▶

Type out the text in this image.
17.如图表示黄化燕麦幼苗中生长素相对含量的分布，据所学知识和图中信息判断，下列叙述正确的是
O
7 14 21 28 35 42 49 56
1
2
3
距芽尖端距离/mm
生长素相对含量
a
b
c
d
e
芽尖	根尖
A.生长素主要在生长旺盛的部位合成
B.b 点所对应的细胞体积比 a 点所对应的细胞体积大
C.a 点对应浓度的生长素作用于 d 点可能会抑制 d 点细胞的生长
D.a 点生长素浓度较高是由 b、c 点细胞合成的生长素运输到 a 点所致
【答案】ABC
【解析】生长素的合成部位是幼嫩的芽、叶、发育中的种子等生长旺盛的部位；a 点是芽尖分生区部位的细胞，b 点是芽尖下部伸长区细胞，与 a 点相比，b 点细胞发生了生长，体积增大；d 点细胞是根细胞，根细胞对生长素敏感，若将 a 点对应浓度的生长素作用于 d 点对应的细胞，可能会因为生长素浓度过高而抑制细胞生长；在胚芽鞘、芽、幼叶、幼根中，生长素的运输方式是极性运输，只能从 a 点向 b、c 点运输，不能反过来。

◀
▶

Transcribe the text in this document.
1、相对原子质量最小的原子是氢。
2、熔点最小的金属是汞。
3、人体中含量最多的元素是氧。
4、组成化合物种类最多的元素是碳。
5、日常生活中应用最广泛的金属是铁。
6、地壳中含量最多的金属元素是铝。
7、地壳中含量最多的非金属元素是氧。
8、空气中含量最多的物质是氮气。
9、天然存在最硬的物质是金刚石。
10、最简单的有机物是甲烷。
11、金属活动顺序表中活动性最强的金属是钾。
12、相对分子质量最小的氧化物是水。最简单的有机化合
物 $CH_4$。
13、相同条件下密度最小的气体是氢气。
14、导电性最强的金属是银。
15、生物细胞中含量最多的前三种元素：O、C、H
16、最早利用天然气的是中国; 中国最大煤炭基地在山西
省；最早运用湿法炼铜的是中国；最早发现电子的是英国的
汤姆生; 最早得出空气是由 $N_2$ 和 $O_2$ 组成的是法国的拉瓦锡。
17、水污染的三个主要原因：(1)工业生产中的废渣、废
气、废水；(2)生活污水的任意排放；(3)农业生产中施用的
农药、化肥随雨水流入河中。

◀
▶

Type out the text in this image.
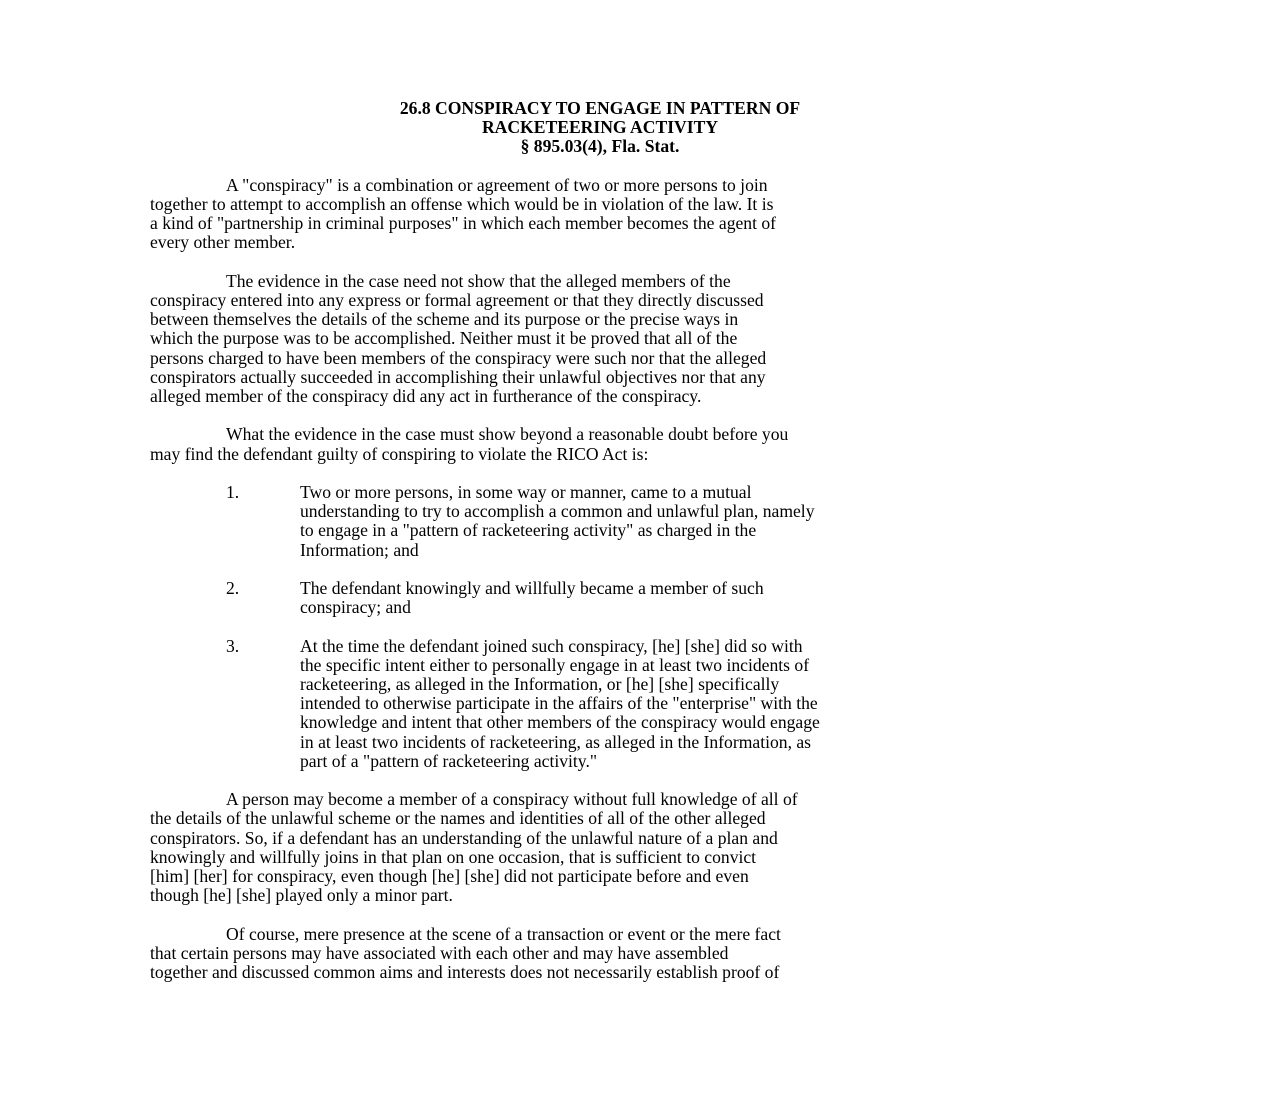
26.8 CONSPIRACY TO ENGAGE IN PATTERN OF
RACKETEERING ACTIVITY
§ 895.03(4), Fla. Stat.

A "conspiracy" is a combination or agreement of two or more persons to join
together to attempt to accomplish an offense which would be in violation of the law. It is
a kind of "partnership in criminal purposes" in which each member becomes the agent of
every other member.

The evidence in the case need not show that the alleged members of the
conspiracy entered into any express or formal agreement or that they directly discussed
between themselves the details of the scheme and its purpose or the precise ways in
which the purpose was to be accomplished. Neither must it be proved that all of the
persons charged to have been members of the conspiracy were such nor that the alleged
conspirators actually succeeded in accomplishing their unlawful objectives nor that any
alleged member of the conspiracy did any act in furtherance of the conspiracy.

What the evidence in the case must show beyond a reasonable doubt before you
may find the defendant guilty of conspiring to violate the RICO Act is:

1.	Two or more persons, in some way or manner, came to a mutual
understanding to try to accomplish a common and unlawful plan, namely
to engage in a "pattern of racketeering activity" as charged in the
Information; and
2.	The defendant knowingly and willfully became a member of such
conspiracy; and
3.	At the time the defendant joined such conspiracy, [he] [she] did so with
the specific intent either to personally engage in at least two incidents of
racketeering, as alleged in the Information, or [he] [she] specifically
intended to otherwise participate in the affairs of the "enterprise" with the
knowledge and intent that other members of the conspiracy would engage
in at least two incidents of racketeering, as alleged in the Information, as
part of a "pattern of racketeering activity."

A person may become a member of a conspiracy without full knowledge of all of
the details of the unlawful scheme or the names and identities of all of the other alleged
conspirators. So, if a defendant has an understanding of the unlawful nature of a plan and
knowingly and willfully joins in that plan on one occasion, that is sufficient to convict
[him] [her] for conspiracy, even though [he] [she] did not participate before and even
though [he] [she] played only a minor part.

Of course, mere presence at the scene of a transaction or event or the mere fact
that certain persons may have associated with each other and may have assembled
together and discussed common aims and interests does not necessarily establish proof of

◀

#### Task details:
Check each line of the records for "点对应浓度的生长素作用于" and copy the ones that contain it.

#### Output below:
C.a 点对应浓度的生长素作用于 d 点可能会抑制 d 点细胞的生长
【解析】生长素的合成部位是幼嫩的芽、叶、发育中的种子等生长旺盛的部位；a 点是芽尖分生区部位的细胞，b 点是芽尖下部伸长区细胞，与 a 点相比，b 点细胞发生了生长，体积增大；d 点细胞是根细胞，根细胞对生长素敏感，若将 a 点对应浓度的生长素作用于 d 点对应的细胞，可能会因为生长素浓度过高而抑制细胞生长；在胚芽鞘、芽、幼叶、幼根中，生长素的运输方式是极性运输，只能从 a 点向 b、c 点运输，不能反过来。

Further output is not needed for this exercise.